* _What to produce_
Word for word, quote all of the material, omitting the pictures.
§ §
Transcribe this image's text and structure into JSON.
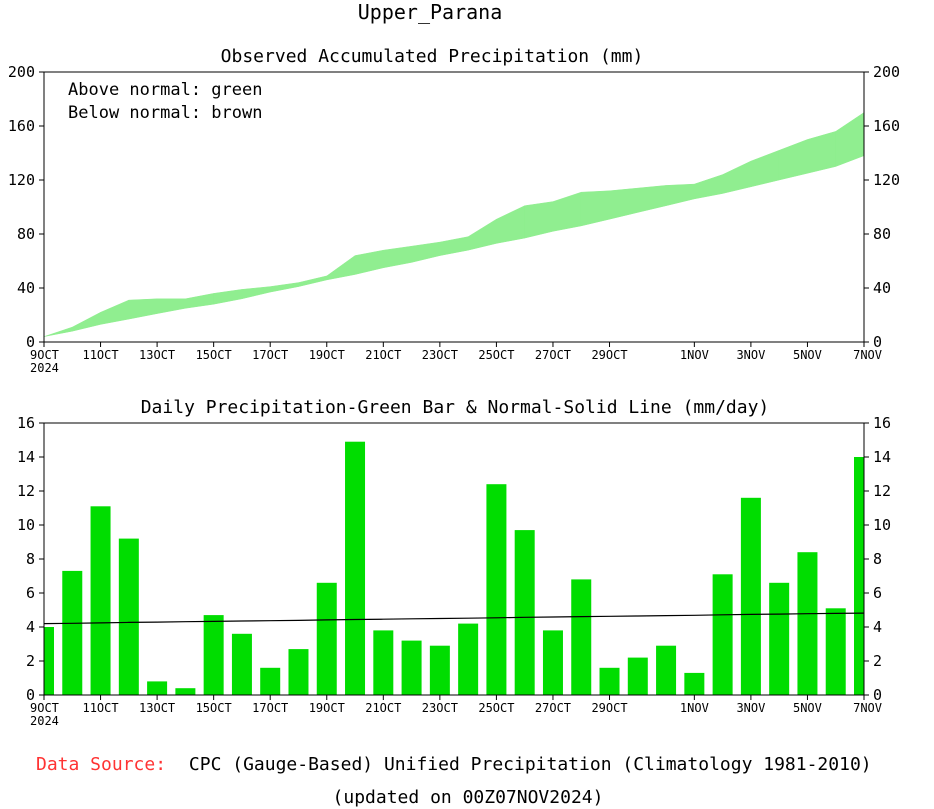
{
  "title": "Upper_Parana",
  "footer": {
    "source_label": "Data Source:",
    "source_text": "CPC (Gauge-Based) Unified Precipitation (Climatology 1981-2010)",
    "updated": "(updated on 00Z07NOV2024)"
  },
  "colors": {
    "above": "#90ee90",
    "below": "#c4a070",
    "bar": "#00dd00",
    "line": "#000000",
    "source_label": "#ff3333"
  },
  "x_ticks": [
    {
      "label": "9OCT",
      "sub": "2024",
      "day": 0
    },
    {
      "label": "11OCT",
      "day": 2
    },
    {
      "label": "13OCT",
      "day": 4
    },
    {
      "label": "15OCT",
      "day": 6
    },
    {
      "label": "17OCT",
      "day": 8
    },
    {
      "label": "19OCT",
      "day": 10
    },
    {
      "label": "21OCT",
      "day": 12
    },
    {
      "label": "23OCT",
      "day": 14
    },
    {
      "label": "25OCT",
      "day": 16
    },
    {
      "label": "27OCT",
      "day": 18
    },
    {
      "label": "29OCT",
      "day": 20
    },
    {
      "label": "1NOV",
      "day": 23
    },
    {
      "label": "3NOV",
      "day": 25
    },
    {
      "label": "5NOV",
      "day": 27
    },
    {
      "label": "7NOV",
      "day": 29
    }
  ],
  "chart_data": [
    {
      "type": "area",
      "title": "Observed Accumulated Precipitation (mm)",
      "legend_note": [
        "Above normal: green",
        "Below normal: brown"
      ],
      "ylim": [
        0,
        200
      ],
      "yticks": [
        0,
        40,
        80,
        120,
        160,
        200
      ],
      "x_days": [
        0,
        1,
        2,
        3,
        4,
        5,
        6,
        7,
        8,
        9,
        10,
        11,
        12,
        13,
        14,
        15,
        16,
        17,
        18,
        19,
        20,
        21,
        22,
        23,
        24,
        25,
        26,
        27,
        28,
        29
      ],
      "series": [
        {
          "name": "Observed",
          "values": [
            4,
            11,
            22,
            31,
            32,
            32,
            36,
            39,
            41,
            44,
            49,
            64,
            68,
            71,
            74,
            78,
            91,
            101,
            104,
            111,
            112,
            114,
            116,
            117,
            124,
            134,
            142,
            150,
            156,
            170
          ]
        },
        {
          "name": "Normal",
          "values": [
            4,
            8,
            13,
            17,
            21,
            25,
            28,
            32,
            37,
            41,
            46,
            50,
            55,
            59,
            64,
            68,
            73,
            77,
            82,
            86,
            91,
            96,
            101,
            106,
            110,
            115,
            120,
            125,
            130,
            138
          ]
        }
      ]
    },
    {
      "type": "bar",
      "title": "Daily Precipitation-Green Bar & Normal-Solid Line (mm/day)",
      "ylim": [
        0,
        16
      ],
      "yticks": [
        0,
        2,
        4,
        6,
        8,
        10,
        12,
        14,
        16
      ],
      "x_days": [
        0,
        1,
        2,
        3,
        4,
        5,
        6,
        7,
        8,
        9,
        10,
        11,
        12,
        13,
        14,
        15,
        16,
        17,
        18,
        19,
        20,
        21,
        22,
        23,
        24,
        25,
        26,
        27,
        28,
        29
      ],
      "series": [
        {
          "name": "Daily Precipitation",
          "values": [
            4.0,
            7.3,
            11.1,
            9.2,
            0.8,
            0.4,
            4.7,
            3.6,
            1.6,
            2.7,
            6.6,
            14.9,
            3.8,
            3.2,
            2.9,
            4.2,
            12.4,
            9.7,
            3.8,
            6.8,
            1.6,
            2.2,
            2.9,
            1.3,
            7.1,
            11.6,
            6.6,
            8.4,
            5.1,
            14.0
          ]
        },
        {
          "name": "Normal",
          "values": [
            4.2,
            4.22,
            4.24,
            4.27,
            4.29,
            4.31,
            4.33,
            4.35,
            4.37,
            4.39,
            4.42,
            4.44,
            4.46,
            4.48,
            4.5,
            4.52,
            4.54,
            4.57,
            4.59,
            4.61,
            4.63,
            4.65,
            4.67,
            4.69,
            4.72,
            4.74,
            4.76,
            4.78,
            4.8,
            4.82
          ]
        }
      ]
    }
  ]
}
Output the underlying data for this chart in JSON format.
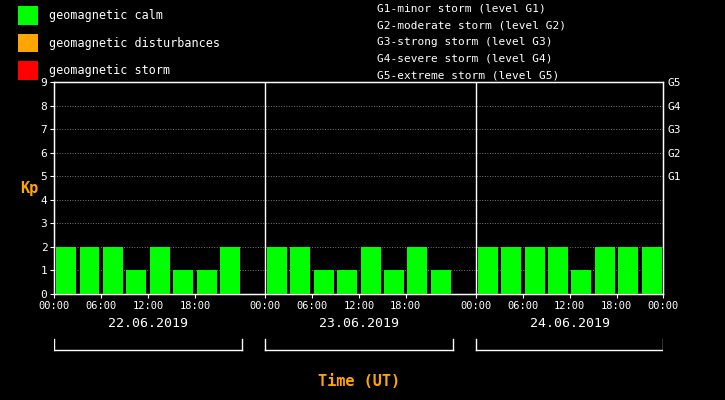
{
  "background_color": "#000000",
  "bar_color_calm": "#00ff00",
  "bar_color_disturbance": "#ffa500",
  "bar_color_storm": "#ff0000",
  "ylabel": "Kp",
  "xlabel": "Time (UT)",
  "ylim": [
    0,
    9
  ],
  "yticks": [
    0,
    1,
    2,
    3,
    4,
    5,
    6,
    7,
    8,
    9
  ],
  "days": [
    "22.06.2019",
    "23.06.2019",
    "24.06.2019"
  ],
  "kp_values": [
    [
      2,
      2,
      2,
      1,
      2,
      1,
      1,
      2
    ],
    [
      2,
      2,
      1,
      1,
      2,
      1,
      2,
      1
    ],
    [
      2,
      2,
      2,
      2,
      1,
      2,
      2,
      2
    ]
  ],
  "time_labels": [
    "00:00",
    "06:00",
    "12:00",
    "18:00",
    "00:00"
  ],
  "legend_items": [
    {
      "label": "geomagnetic calm",
      "color": "#00ff00"
    },
    {
      "label": "geomagnetic disturbances",
      "color": "#ffa500"
    },
    {
      "label": "geomagnetic storm",
      "color": "#ff0000"
    }
  ],
  "right_legend_texts": [
    "G1-minor storm (level G1)",
    "G2-moderate storm (level G2)",
    "G3-strong storm (level G3)",
    "G4-severe storm (level G4)",
    "G5-extreme storm (level G5)"
  ],
  "right_axis_labels": [
    "G1",
    "G2",
    "G3",
    "G4",
    "G5"
  ],
  "right_axis_positions": [
    5,
    6,
    7,
    8,
    9
  ],
  "text_color": "#ffffff",
  "orange_color": "#ffa500",
  "font_family": "monospace"
}
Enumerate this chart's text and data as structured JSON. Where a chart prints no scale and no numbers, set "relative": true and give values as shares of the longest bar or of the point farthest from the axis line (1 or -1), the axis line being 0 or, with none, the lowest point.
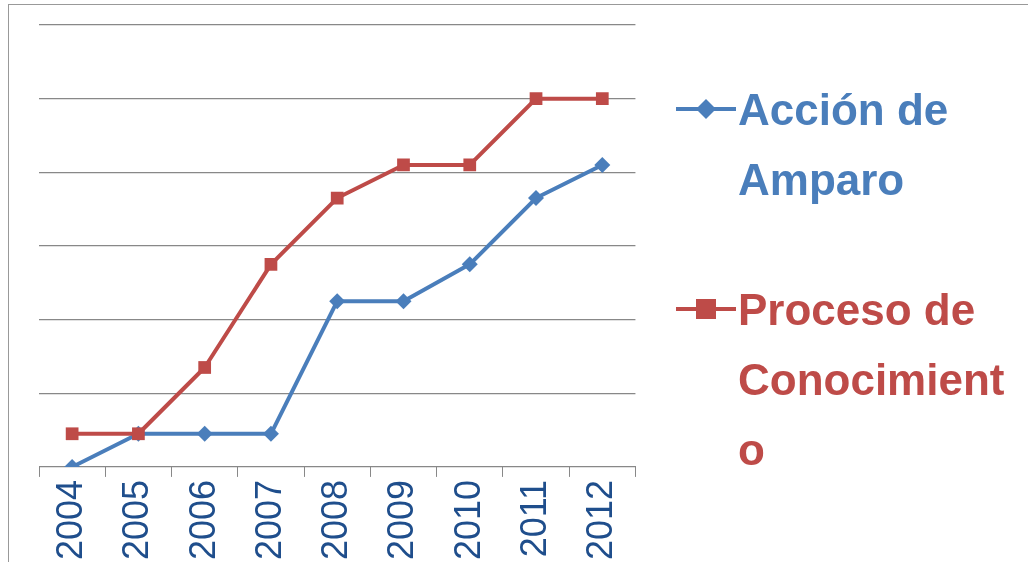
{
  "chart_data": {
    "type": "line",
    "relative": true,
    "categories": [
      "2004",
      "2005",
      "2006",
      "2007",
      "2008",
      "2009",
      "2010",
      "2011",
      "2012"
    ],
    "series": [
      {
        "name": "Acción de Amparo",
        "color": "#4a7ebb",
        "marker": "diamond",
        "values": [
          0,
          0.09,
          0.09,
          0.09,
          0.45,
          0.45,
          0.55,
          0.73,
          0.82
        ]
      },
      {
        "name": "Proceso de Conocimiento",
        "color": "#be4b48",
        "marker": "square",
        "values": [
          0.09,
          0.09,
          0.27,
          0.55,
          0.73,
          0.82,
          0.82,
          1,
          1
        ]
      }
    ],
    "grid": "y",
    "legend": "right",
    "line_style": "solid"
  }
}
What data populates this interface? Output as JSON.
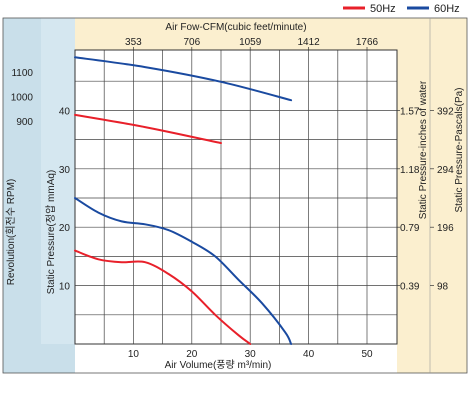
§ §
* _Task response_
Transcribe this image's text and structure into JSON.
{
  "title": "Upper_Parana",
  "footer": {
    "source_label": "Data Source:",
    "source_text": "CPC (Gauge-Based) Unified Precipitation (Climatology 1981-2010)",
    "updated": "(updated on 00Z07NOV2024)"
  },
  "colors": {
    "above": "#90ee90",
    "below": "#c4a070",
    "bar": "#00dd00",
    "line": "#000000",
    "source_label": "#ff3333"
  },
  "x_ticks": [
    {
      "label": "9OCT",
      "sub": "2024",
      "day": 0
    },
    {
      "label": "11OCT",
      "day": 2
    },
    {
      "label": "13OCT",
      "day": 4
    },
    {
      "label": "15OCT",
      "day": 6
    },
    {
      "label": "17OCT",
      "day": 8
    },
    {
      "label": "19OCT",
      "day": 10
    },
    {
      "label": "21OCT",
      "day": 12
    },
    {
      "label": "23OCT",
      "day": 14
    },
    {
      "label": "25OCT",
      "day": 16
    },
    {
      "label": "27OCT",
      "day": 18
    },
    {
      "label": "29OCT",
      "day": 20
    },
    {
      "label": "1NOV",
      "day": 23
    },
    {
      "label": "3NOV",
      "day": 25
    },
    {
      "label": "5NOV",
      "day": 27
    },
    {
      "label": "7NOV",
      "day": 29
    }
  ],
  "chart_data": [
    {
      "type": "area",
      "title": "Observed Accumulated Precipitation (mm)",
      "legend_note": [
        "Above normal: green",
        "Below normal: brown"
      ],
      "ylim": [
        0,
        200
      ],
      "yticks": [
        0,
        40,
        80,
        120,
        160,
        200
      ],
      "x_days": [
        0,
        1,
        2,
        3,
        4,
        5,
        6,
        7,
        8,
        9,
        10,
        11,
        12,
        13,
        14,
        15,
        16,
        17,
        18,
        19,
        20,
        21,
        22,
        23,
        24,
        25,
        26,
        27,
        28,
        29
      ],
      "series": [
        {
          "name": "Observed",
          "values": [
            4,
            11,
            22,
            31,
            32,
            32,
            36,
            39,
            41,
            44,
            49,
            64,
            68,
            71,
            74,
            78,
            91,
            101,
            104,
            111,
            112,
            114,
            116,
            117,
            124,
            134,
            142,
            150,
            156,
            170
          ]
        },
        {
          "name": "Normal",
          "values": [
            4,
            8,
            13,
            17,
            21,
            25,
            28,
            32,
            37,
            41,
            46,
            50,
            55,
            59,
            64,
            68,
            73,
            77,
            82,
            86,
            91,
            96,
            101,
            106,
            110,
            115,
            120,
            125,
            130,
            138
          ]
        }
      ]
    },
    {
      "type": "bar",
      "title": "Daily Precipitation-Green Bar & Normal-Solid Line (mm/day)",
      "ylim": [
        0,
        16
      ],
      "yticks": [
        0,
        2,
        4,
        6,
        8,
        10,
        12,
        14,
        16
      ],
      "x_days": [
        0,
        1,
        2,
        3,
        4,
        5,
        6,
        7,
        8,
        9,
        10,
        11,
        12,
        13,
        14,
        15,
        16,
        17,
        18,
        19,
        20,
        21,
        22,
        23,
        24,
        25,
        26,
        27,
        28,
        29
      ],
      "series": [
        {
          "name": "Daily Precipitation",
          "values": [
            4.0,
            7.3,
            11.1,
            9.2,
            0.8,
            0.4,
            4.7,
            3.6,
            1.6,
            2.7,
            6.6,
            14.9,
            3.8,
            3.2,
            2.9,
            4.2,
            12.4,
            9.7,
            3.8,
            6.8,
            1.6,
            2.2,
            2.9,
            1.3,
            7.1,
            11.6,
            6.6,
            8.4,
            5.1,
            14.0
          ]
        },
        {
          "name": "Normal",
          "values": [
            4.2,
            4.22,
            4.24,
            4.27,
            4.29,
            4.31,
            4.33,
            4.35,
            4.37,
            4.39,
            4.42,
            4.44,
            4.46,
            4.48,
            4.5,
            4.52,
            4.54,
            4.57,
            4.59,
            4.61,
            4.63,
            4.65,
            4.67,
            4.69,
            4.72,
            4.74,
            4.76,
            4.78,
            4.8,
            4.82
          ]
        }
      ]
    }
  ]
}
Output the underlying data for this chart in JSON format.
{
  "background_color": "#000000",
  "bar_color_calm": "#00ff00",
  "bar_color_disturbance": "#ffa500",
  "bar_color_storm": "#ff0000",
  "ylabel": "Kp",
  "xlabel": "Time (UT)",
  "ylim": [
    0,
    9
  ],
  "yticks": [
    0,
    1,
    2,
    3,
    4,
    5,
    6,
    7,
    8,
    9
  ],
  "days": [
    "22.06.2019",
    "23.06.2019",
    "24.06.2019"
  ],
  "kp_values": [
    [
      2,
      2,
      2,
      1,
      2,
      1,
      1,
      2
    ],
    [
      2,
      2,
      1,
      1,
      2,
      1,
      2,
      1
    ],
    [
      2,
      2,
      2,
      2,
      1,
      2,
      2,
      2
    ]
  ],
  "time_labels": [
    "00:00",
    "06:00",
    "12:00",
    "18:00",
    "00:00"
  ],
  "legend_items": [
    {
      "label": "geomagnetic calm",
      "color": "#00ff00"
    },
    {
      "label": "geomagnetic disturbances",
      "color": "#ffa500"
    },
    {
      "label": "geomagnetic storm",
      "color": "#ff0000"
    }
  ],
  "right_legend_texts": [
    "G1-minor storm (level G1)",
    "G2-moderate storm (level G2)",
    "G3-strong storm (level G3)",
    "G4-severe storm (level G4)",
    "G5-extreme storm (level G5)"
  ],
  "right_axis_labels": [
    "G1",
    "G2",
    "G3",
    "G4",
    "G5"
  ],
  "right_axis_positions": [
    5,
    6,
    7,
    8,
    9
  ],
  "text_color": "#ffffff",
  "orange_color": "#ffa500",
  "font_family": "monospace"
}
Enumerate this chart's text and data as structured JSON. Where a chart prints no scale and no numbers, set "relative": true and give values as shares of the longest bar or of the point farthest from the axis line (1 or -1), the axis line being 0 or, with none, the lowest point.
{
  "chart_data": {
    "type": "line",
    "relative": true,
    "categories": [
      "2004",
      "2005",
      "2006",
      "2007",
      "2008",
      "2009",
      "2010",
      "2011",
      "2012"
    ],
    "series": [
      {
        "name": "Acción de Amparo",
        "color": "#4a7ebb",
        "marker": "diamond",
        "values": [
          0,
          0.09,
          0.09,
          0.09,
          0.45,
          0.45,
          0.55,
          0.73,
          0.82
        ]
      },
      {
        "name": "Proceso de Conocimiento",
        "color": "#be4b48",
        "marker": "square",
        "values": [
          0.09,
          0.09,
          0.27,
          0.55,
          0.73,
          0.82,
          0.82,
          1,
          1
        ]
      }
    ],
    "grid": "y",
    "legend": "right",
    "line_style": "solid"
  }
}
What data populates this interface? Output as JSON.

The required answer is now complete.